• Problem to work on
Please give the count of lines holding the string "page" and nothing besides.

• Record excerpts
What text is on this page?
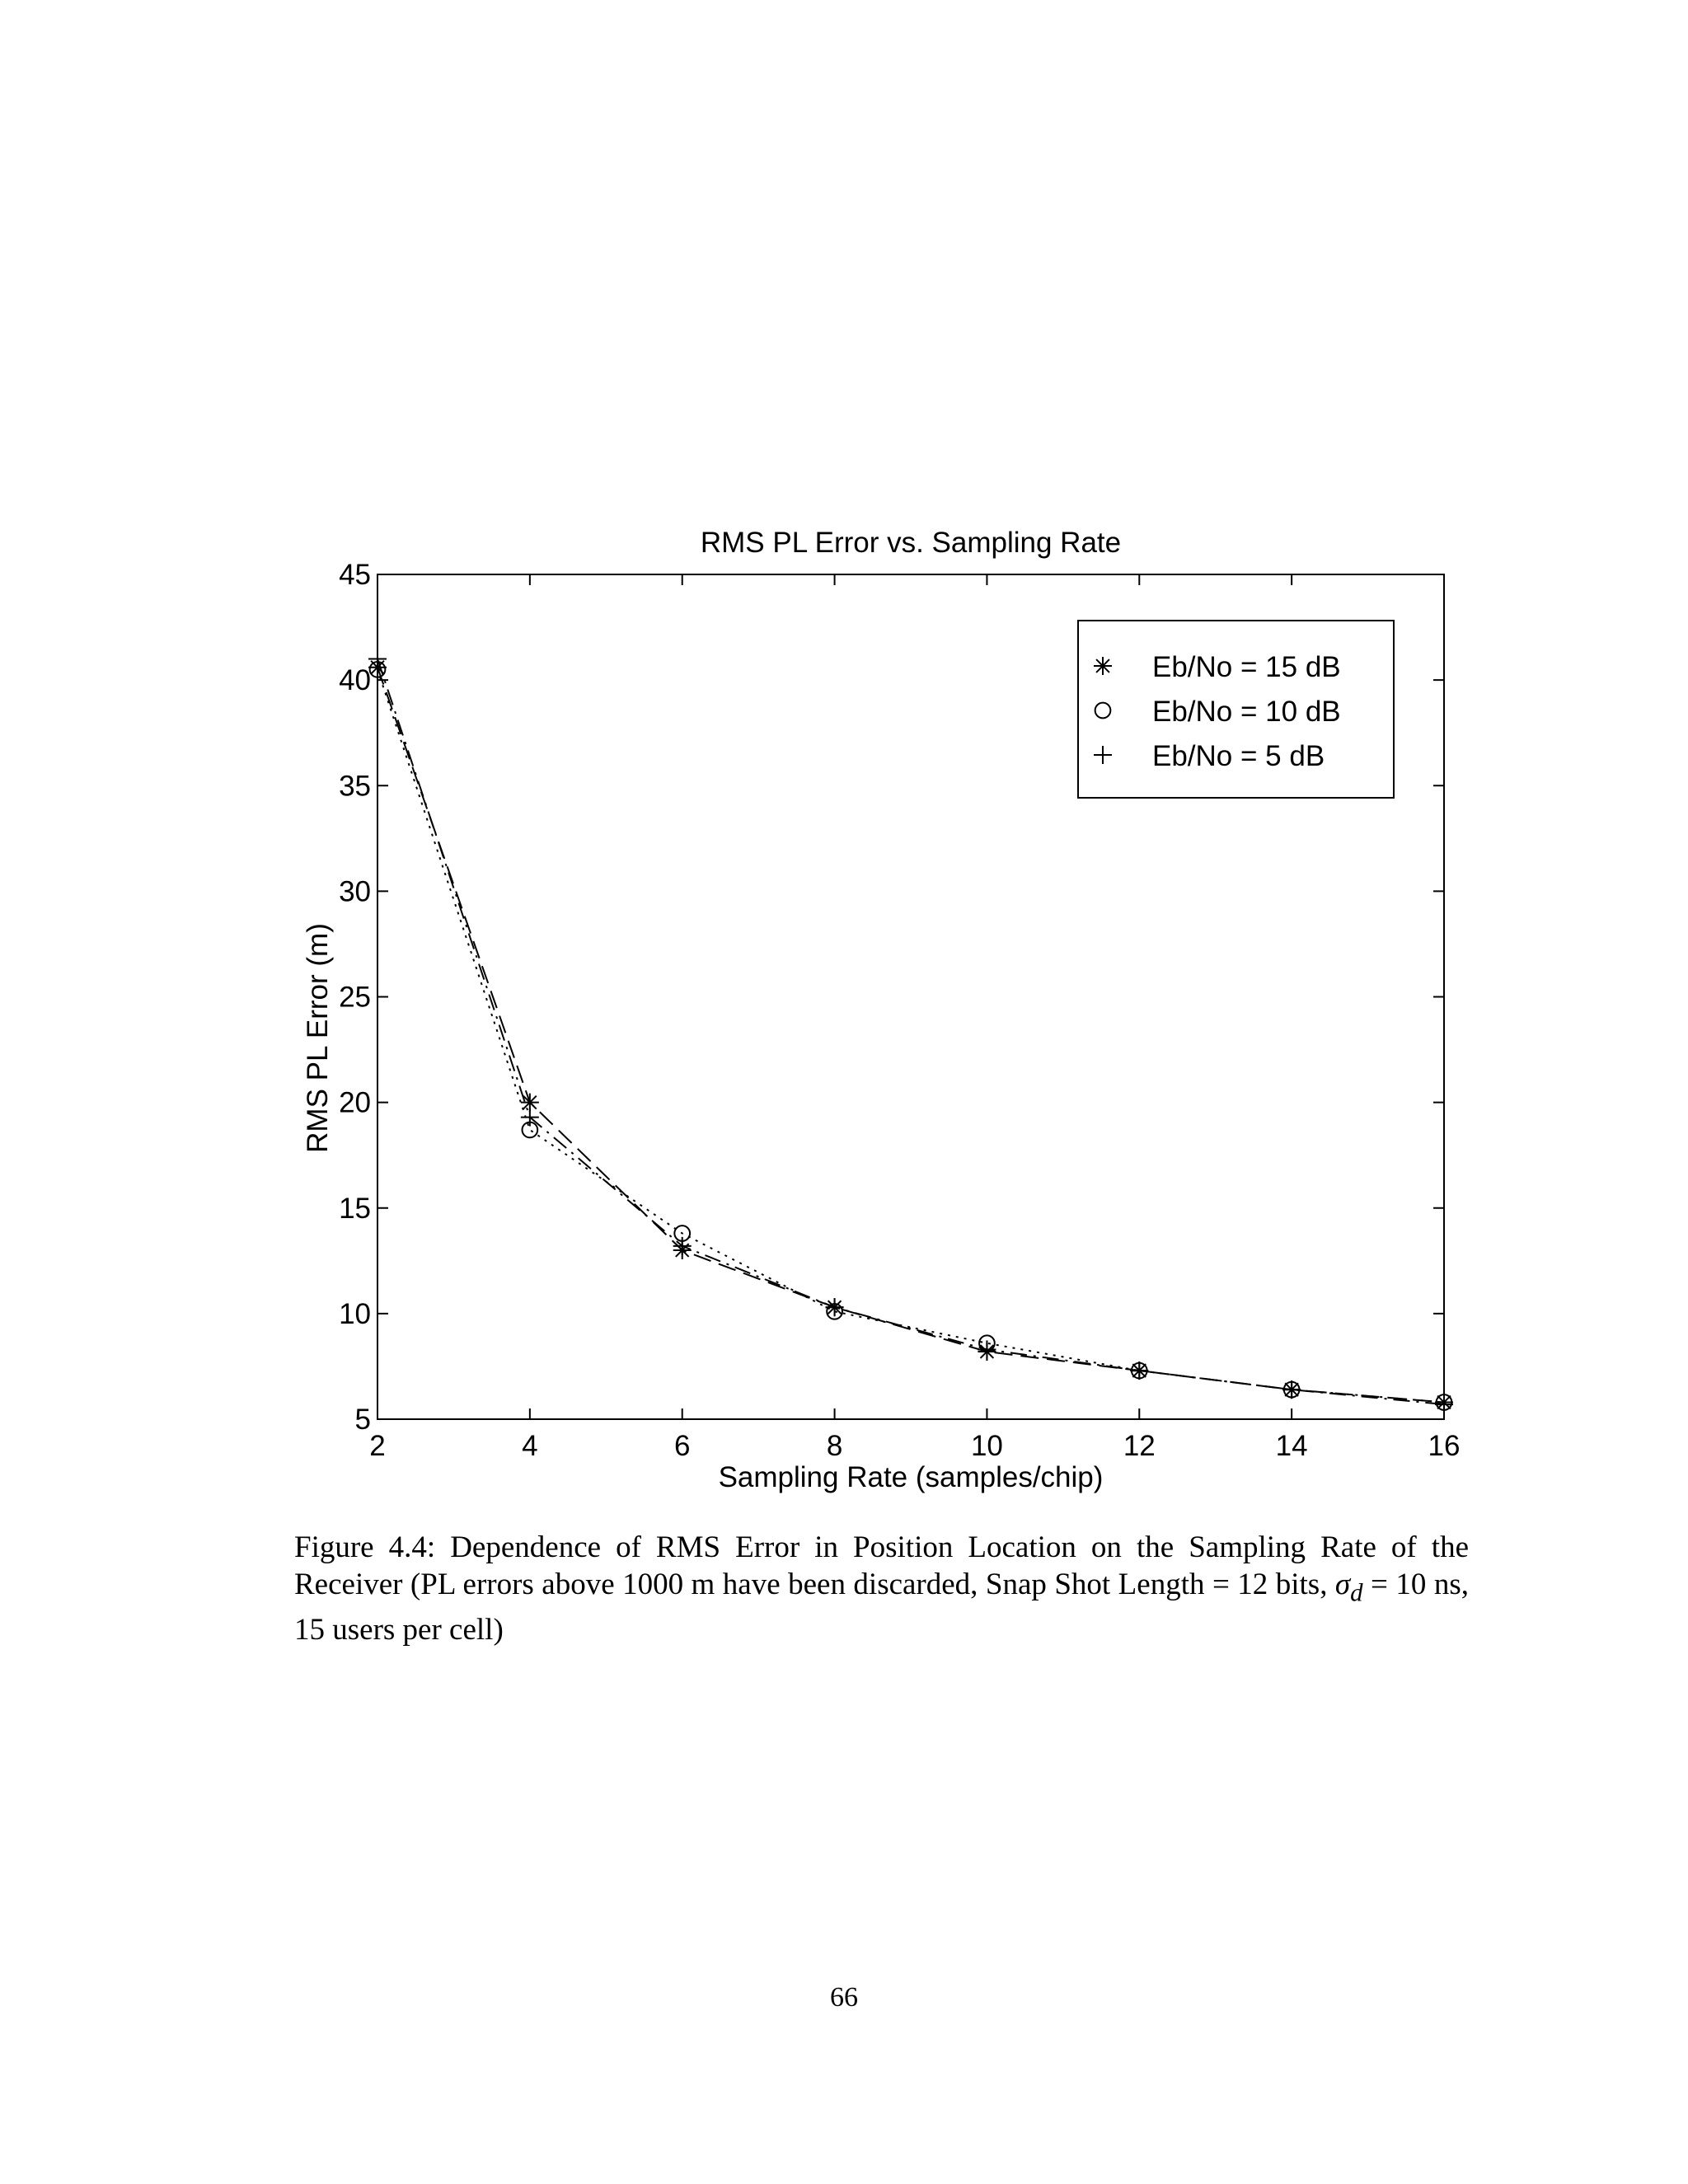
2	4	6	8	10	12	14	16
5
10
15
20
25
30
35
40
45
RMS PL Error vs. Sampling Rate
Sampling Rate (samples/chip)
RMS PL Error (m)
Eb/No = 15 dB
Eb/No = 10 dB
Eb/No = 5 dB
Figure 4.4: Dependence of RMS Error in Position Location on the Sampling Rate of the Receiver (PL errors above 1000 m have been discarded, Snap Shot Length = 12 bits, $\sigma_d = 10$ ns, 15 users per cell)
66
==
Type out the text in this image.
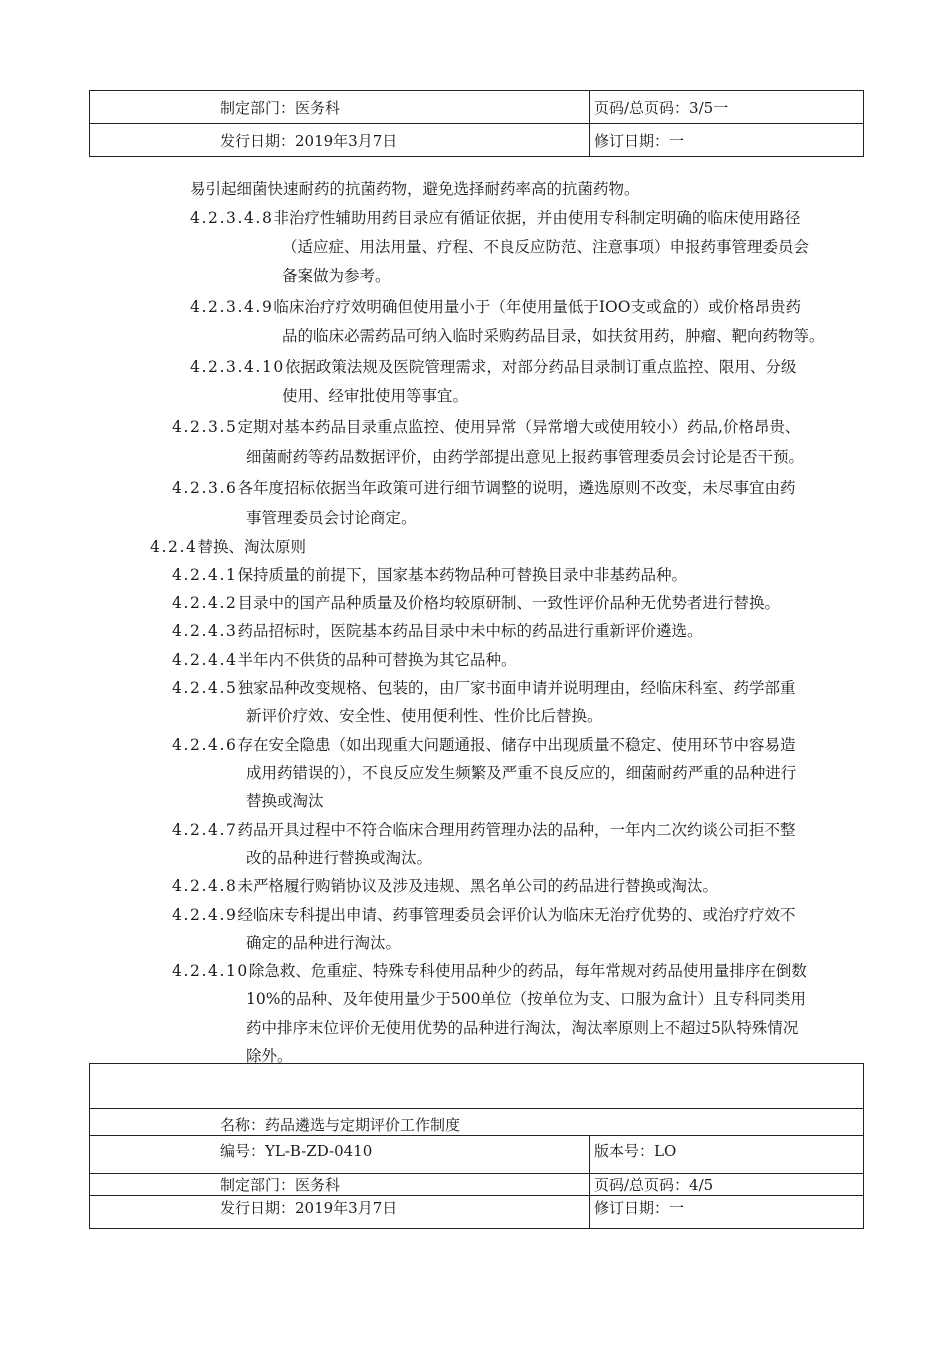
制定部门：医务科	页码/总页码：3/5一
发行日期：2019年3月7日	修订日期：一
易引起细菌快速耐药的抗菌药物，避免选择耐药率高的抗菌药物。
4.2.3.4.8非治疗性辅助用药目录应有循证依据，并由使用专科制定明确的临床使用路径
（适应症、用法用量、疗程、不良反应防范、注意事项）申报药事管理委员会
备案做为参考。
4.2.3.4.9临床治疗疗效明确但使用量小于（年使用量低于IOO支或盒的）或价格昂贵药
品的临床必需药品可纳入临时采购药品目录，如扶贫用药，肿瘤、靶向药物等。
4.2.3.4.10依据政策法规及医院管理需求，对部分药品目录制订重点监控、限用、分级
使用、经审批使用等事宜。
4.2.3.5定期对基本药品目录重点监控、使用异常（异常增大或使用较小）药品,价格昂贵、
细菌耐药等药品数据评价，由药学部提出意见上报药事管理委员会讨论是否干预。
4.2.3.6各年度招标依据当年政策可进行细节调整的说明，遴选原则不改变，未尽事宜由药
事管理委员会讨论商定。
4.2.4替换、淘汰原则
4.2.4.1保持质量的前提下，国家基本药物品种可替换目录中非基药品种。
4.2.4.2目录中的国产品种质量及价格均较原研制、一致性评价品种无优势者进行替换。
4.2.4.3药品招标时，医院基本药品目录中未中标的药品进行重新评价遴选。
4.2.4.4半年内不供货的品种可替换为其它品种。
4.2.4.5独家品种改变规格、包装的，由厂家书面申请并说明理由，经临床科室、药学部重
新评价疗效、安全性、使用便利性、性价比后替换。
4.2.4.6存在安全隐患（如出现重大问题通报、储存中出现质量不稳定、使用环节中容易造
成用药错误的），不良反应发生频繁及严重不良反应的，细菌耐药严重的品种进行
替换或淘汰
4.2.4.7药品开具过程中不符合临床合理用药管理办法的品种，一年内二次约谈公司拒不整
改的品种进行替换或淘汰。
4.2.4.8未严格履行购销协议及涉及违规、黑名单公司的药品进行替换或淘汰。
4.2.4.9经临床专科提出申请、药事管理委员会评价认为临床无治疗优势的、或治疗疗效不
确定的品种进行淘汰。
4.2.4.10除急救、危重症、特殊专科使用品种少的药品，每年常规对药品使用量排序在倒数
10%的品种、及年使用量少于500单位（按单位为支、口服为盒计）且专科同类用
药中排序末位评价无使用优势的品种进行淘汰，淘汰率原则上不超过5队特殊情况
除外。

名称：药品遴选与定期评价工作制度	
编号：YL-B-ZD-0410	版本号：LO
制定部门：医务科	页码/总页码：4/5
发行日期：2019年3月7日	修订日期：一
==
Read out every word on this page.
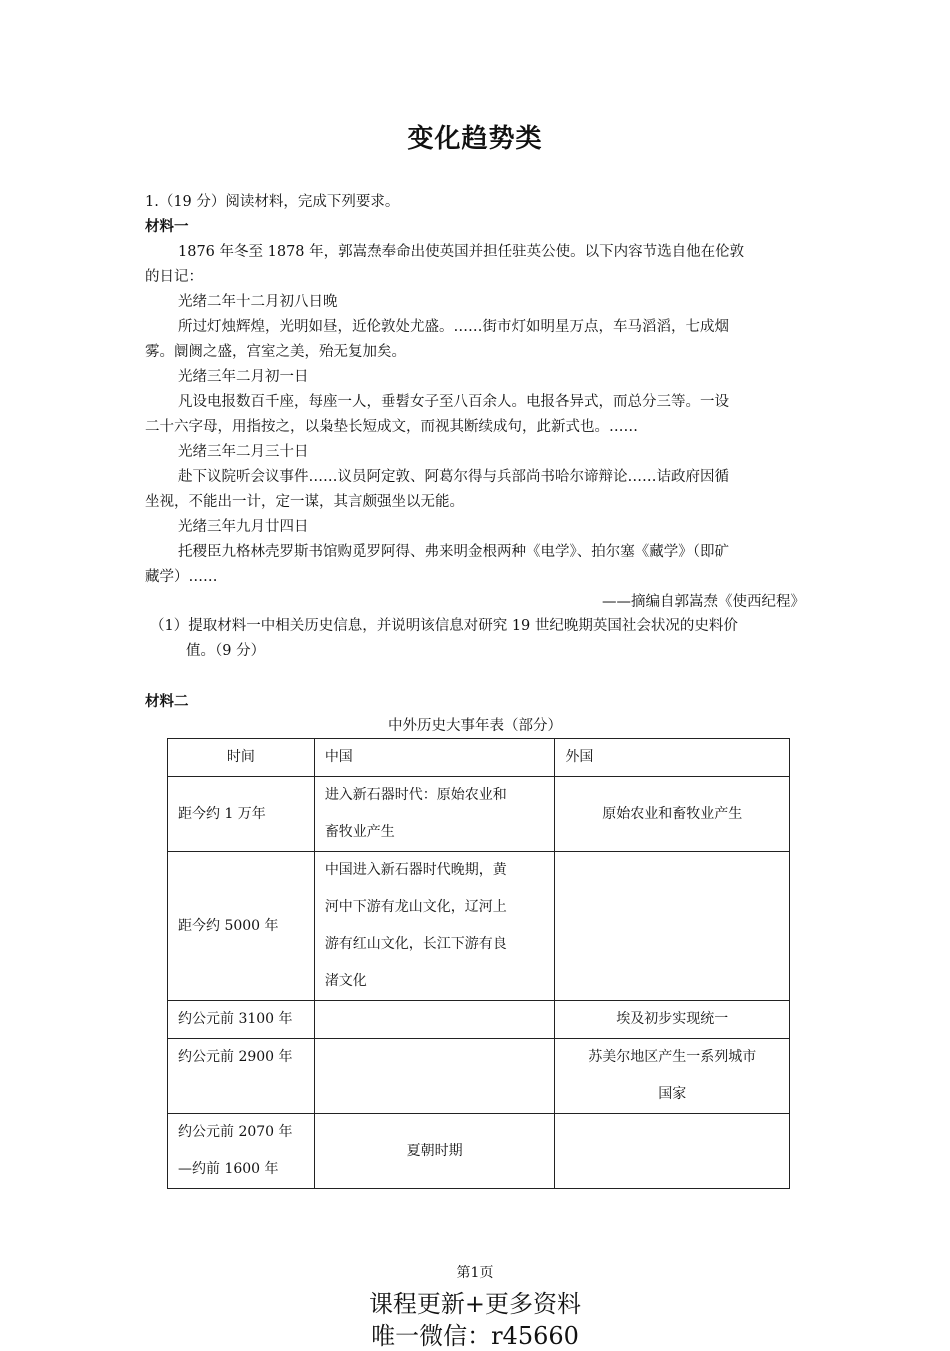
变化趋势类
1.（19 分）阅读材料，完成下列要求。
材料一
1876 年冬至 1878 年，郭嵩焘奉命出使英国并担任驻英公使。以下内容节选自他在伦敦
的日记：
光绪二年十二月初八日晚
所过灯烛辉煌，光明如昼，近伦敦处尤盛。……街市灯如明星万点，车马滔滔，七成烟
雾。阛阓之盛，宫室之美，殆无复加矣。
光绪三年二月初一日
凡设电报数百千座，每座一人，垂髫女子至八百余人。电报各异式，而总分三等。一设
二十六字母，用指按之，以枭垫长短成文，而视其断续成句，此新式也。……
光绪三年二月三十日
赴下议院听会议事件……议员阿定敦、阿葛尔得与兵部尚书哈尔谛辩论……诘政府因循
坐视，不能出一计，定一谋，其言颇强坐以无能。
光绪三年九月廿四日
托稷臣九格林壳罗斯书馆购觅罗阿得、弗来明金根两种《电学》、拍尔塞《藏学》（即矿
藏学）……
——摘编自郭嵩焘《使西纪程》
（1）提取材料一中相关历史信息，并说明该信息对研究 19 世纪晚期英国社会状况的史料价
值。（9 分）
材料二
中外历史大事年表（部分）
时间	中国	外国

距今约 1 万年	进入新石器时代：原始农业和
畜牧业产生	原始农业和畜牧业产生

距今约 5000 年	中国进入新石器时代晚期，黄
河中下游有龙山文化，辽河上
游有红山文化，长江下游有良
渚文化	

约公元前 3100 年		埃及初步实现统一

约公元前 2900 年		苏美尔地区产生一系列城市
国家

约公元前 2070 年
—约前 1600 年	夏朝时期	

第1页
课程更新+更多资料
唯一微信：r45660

• Response to this exercise
2